## Record extracts:
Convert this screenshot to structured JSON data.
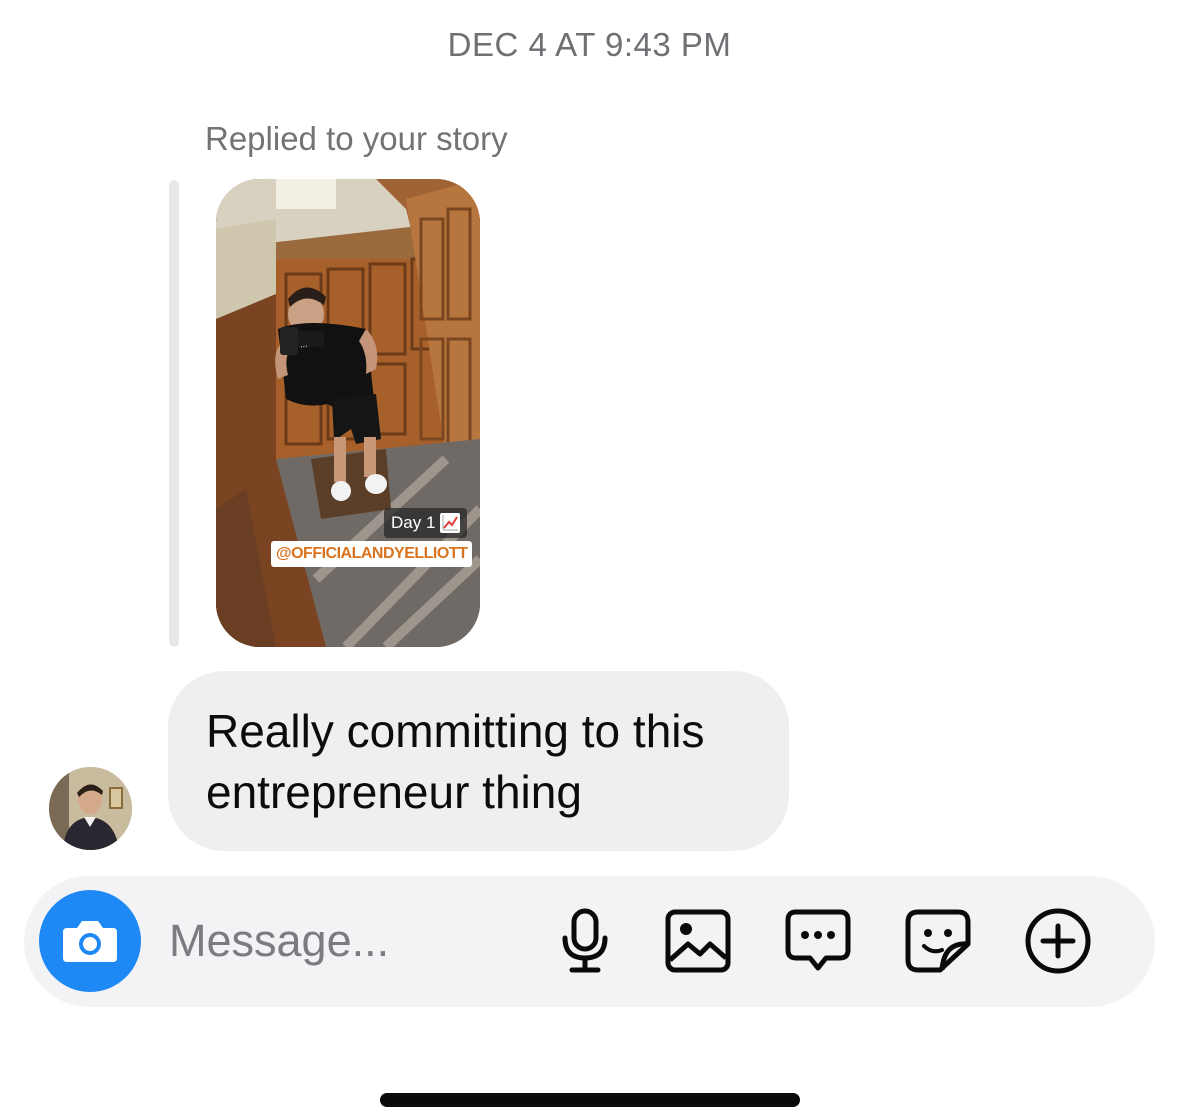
{
  "thread": {
    "timestamp": "DEC 4 AT 9:43 PM"
  },
  "story_reply": {
    "label": "Replied to your story",
    "story": {
      "sticker_day": "Day 1",
      "sticker_mention": "@OFFICIALANDYELLIOTT"
    }
  },
  "message": {
    "text": "Really committing to this entrepreneur thing"
  },
  "composer": {
    "placeholder": "Message...",
    "icons": [
      "camera-icon",
      "microphone-icon",
      "gallery-icon",
      "chat-bubble-icon",
      "sticker-icon",
      "plus-circle-icon"
    ],
    "accent_color": "#1e88f5"
  }
}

## The problem:
Copy out all of the data word for word. Do not carry over any picture.

## Exercise answer:
Convert this screenshot to structured JSON data.
{
  "thread": {
    "timestamp": "DEC 4 AT 9:43 PM"
  },
  "story_reply": {
    "label": "Replied to your story",
    "story": {
      "sticker_day": "Day 1",
      "sticker_mention": "@OFFICIALANDYELLIOTT"
    }
  },
  "message": {
    "text": "Really committing to this entrepreneur thing"
  },
  "composer": {
    "placeholder": "Message...",
    "icons": [
      "camera-icon",
      "microphone-icon",
      "gallery-icon",
      "chat-bubble-icon",
      "sticker-icon",
      "plus-circle-icon"
    ],
    "accent_color": "#1e88f5"
  }
}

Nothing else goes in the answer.